● **GIVEN TASK**
Look through the data for the string "icon". Copy every line where it is found.

● **RECORDS FOR THE EXERCISE**
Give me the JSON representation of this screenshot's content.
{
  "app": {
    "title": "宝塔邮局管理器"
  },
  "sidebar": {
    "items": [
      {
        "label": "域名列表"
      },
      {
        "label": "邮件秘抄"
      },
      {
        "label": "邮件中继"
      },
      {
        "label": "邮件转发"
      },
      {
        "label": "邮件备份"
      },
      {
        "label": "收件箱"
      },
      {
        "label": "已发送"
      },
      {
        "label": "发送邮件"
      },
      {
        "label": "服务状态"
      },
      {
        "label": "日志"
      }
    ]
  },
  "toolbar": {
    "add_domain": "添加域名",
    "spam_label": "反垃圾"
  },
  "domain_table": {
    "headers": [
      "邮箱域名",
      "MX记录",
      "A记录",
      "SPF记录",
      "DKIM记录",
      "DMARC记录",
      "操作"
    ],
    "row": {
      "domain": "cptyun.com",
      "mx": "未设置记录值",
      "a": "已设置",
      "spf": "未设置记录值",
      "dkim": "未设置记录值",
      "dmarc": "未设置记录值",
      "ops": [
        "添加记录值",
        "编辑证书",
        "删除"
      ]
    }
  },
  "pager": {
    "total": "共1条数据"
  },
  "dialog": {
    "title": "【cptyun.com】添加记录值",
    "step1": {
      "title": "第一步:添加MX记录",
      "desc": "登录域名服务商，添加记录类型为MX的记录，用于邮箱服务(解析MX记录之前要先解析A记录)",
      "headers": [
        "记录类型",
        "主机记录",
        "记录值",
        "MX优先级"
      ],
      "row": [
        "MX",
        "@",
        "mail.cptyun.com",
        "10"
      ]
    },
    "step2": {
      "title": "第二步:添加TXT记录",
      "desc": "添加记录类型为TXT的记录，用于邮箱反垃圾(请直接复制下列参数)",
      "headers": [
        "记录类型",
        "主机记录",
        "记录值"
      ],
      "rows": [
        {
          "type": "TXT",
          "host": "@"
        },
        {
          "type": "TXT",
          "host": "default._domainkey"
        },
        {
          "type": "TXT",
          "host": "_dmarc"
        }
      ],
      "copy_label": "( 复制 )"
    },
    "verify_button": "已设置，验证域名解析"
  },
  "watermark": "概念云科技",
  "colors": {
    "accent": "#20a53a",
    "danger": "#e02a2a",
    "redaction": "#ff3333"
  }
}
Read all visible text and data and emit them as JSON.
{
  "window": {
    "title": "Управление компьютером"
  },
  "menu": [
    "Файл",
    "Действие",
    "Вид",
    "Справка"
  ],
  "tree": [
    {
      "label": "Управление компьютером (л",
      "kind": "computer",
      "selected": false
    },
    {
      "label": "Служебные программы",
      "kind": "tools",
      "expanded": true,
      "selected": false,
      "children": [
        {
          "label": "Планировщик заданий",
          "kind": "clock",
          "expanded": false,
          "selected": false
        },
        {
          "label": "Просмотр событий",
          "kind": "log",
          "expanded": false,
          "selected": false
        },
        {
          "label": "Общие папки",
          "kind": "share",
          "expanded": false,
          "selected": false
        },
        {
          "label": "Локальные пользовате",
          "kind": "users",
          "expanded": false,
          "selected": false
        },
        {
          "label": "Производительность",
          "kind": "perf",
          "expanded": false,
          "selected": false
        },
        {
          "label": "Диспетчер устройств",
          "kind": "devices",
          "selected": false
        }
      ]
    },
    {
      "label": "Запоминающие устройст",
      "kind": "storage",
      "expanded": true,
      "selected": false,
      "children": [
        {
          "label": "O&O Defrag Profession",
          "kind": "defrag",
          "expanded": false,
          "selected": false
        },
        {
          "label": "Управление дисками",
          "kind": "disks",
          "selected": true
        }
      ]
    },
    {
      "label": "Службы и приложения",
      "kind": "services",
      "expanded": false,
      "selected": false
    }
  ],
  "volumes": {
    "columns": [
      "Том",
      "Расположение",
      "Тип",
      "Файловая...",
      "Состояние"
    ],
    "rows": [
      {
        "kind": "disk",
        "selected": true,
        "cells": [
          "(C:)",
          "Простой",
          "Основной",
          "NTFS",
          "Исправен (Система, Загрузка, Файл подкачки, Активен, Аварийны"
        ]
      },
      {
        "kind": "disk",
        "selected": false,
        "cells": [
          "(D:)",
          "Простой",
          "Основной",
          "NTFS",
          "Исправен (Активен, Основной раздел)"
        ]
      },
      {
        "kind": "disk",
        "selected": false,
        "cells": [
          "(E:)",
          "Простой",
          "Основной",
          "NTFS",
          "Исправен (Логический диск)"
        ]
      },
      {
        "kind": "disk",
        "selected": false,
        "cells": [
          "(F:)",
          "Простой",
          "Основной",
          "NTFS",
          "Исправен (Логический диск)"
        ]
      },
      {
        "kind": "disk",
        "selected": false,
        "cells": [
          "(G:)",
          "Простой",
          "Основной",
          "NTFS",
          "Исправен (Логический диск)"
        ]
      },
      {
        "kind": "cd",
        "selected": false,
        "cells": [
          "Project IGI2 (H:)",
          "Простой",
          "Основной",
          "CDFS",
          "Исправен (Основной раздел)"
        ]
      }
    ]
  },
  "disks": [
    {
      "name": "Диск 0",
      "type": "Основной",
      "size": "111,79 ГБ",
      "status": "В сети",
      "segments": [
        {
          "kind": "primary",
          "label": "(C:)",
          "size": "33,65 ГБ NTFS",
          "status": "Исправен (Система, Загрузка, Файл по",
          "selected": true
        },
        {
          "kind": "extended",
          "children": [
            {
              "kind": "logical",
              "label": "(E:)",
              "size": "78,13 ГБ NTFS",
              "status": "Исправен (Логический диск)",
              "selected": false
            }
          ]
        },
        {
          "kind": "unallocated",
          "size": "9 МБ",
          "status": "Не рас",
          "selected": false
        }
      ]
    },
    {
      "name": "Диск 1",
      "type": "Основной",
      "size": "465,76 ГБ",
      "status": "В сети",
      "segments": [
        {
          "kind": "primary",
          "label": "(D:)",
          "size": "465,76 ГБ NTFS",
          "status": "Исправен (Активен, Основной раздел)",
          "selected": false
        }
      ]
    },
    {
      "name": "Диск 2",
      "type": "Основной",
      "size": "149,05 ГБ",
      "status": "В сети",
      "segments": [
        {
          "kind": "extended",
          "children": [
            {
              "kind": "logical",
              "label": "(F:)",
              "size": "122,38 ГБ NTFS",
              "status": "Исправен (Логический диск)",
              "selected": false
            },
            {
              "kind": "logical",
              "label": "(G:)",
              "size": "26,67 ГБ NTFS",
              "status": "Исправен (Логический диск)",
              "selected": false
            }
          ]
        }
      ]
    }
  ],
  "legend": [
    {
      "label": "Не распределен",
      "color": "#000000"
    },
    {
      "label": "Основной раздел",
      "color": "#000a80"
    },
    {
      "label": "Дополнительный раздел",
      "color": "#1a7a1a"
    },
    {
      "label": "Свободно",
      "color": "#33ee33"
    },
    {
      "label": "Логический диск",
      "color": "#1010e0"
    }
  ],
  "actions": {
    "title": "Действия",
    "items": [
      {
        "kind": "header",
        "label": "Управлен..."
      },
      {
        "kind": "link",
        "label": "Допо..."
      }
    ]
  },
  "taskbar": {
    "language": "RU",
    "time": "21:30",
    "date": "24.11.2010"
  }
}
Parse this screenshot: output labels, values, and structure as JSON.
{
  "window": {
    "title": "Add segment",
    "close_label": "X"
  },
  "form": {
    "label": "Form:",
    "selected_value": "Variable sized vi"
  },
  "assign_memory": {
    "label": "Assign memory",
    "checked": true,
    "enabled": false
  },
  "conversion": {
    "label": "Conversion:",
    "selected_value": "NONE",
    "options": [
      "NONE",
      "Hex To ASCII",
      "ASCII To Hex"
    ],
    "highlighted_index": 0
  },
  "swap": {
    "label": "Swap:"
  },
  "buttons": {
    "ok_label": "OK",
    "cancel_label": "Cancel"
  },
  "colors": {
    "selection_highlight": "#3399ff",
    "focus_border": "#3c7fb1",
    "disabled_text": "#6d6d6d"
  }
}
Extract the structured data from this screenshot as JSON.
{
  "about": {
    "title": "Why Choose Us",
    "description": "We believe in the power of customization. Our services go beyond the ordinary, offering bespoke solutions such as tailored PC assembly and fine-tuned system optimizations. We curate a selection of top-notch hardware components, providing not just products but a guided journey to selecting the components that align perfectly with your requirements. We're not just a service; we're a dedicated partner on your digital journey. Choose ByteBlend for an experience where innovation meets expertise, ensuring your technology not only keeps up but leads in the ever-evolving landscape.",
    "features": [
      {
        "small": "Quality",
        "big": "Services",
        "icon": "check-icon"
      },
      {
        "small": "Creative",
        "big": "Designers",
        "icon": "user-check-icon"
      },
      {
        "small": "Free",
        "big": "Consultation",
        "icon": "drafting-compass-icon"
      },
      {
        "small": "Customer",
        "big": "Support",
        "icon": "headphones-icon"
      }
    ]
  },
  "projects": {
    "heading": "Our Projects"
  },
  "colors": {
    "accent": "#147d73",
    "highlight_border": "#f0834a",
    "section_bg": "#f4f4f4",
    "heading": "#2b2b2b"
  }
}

● **FINAL RESULT**
        "icon": "check-icon"
        "icon": "user-check-icon"
        "icon": "drafting-compass-icon"
        "icon": "headphones-icon"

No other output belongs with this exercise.